[start of Entries shown]

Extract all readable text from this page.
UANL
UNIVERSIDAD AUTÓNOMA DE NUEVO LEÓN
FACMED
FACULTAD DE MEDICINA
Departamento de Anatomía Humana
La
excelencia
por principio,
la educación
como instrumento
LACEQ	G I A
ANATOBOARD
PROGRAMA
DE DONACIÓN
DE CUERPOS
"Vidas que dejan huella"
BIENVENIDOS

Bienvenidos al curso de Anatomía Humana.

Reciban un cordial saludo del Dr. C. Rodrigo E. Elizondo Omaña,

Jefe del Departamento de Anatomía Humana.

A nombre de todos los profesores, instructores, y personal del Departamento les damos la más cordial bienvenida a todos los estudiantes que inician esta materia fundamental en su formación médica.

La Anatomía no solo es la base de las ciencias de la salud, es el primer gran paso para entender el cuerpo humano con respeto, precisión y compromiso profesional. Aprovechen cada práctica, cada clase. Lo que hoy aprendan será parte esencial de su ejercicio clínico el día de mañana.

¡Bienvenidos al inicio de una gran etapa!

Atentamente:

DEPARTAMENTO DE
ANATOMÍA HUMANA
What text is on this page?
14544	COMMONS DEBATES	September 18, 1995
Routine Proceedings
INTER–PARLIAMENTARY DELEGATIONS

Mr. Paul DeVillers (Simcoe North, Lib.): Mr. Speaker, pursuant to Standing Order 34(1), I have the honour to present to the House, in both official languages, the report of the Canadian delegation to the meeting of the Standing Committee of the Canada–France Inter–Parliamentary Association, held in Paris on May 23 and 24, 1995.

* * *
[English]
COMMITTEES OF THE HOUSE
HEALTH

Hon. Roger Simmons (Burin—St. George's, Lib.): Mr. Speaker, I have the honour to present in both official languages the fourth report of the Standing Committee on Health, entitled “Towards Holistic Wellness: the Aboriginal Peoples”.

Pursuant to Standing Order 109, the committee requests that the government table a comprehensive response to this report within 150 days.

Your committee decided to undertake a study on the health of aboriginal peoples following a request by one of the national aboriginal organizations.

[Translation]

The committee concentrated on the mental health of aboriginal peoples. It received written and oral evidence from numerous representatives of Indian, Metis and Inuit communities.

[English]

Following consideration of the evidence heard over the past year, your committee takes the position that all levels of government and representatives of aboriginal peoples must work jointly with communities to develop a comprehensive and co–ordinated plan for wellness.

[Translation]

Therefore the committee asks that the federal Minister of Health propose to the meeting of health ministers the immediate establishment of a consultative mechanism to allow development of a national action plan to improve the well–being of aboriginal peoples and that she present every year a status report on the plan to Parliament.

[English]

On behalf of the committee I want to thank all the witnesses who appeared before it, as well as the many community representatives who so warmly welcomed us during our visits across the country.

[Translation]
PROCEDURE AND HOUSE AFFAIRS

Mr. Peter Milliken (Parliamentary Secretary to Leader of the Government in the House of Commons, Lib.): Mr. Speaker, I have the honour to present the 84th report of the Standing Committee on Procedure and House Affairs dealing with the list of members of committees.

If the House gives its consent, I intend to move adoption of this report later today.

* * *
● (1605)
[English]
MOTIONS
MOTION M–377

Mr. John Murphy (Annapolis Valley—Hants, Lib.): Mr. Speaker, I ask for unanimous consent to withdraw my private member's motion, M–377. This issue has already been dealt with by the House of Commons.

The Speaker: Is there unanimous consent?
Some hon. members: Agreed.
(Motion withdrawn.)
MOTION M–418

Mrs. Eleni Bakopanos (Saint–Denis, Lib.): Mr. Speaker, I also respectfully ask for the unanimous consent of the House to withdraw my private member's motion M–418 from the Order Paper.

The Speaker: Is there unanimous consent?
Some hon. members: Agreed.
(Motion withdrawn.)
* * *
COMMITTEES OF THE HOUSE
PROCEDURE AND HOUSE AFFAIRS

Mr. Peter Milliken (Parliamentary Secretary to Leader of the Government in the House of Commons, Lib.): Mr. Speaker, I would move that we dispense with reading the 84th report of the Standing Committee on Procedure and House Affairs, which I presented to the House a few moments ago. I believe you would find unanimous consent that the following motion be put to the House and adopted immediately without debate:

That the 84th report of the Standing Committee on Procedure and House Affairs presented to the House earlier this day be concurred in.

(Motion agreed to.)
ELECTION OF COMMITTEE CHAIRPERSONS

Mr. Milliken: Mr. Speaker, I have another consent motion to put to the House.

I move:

[end of Entries shown]

→ What is needed: List all lines in the material containing the string "representatives".

→ Final result:
The committee concentrated on the mental health of aboriginal peoples. It received written and oral evidence from numerous representatives of Indian, Metis and Inuit communities.
Following consideration of the evidence heard over the past year, your committee takes the position that all levels of government and representatives of aboriginal peoples must work jointly with communities to develop a comprehensive and co–ordinated plan for wellness.
On behalf of the committee I want to thank all the witnesses who appeared before it, as well as the many community representatives who so warmly welcomed us during our visits across the country.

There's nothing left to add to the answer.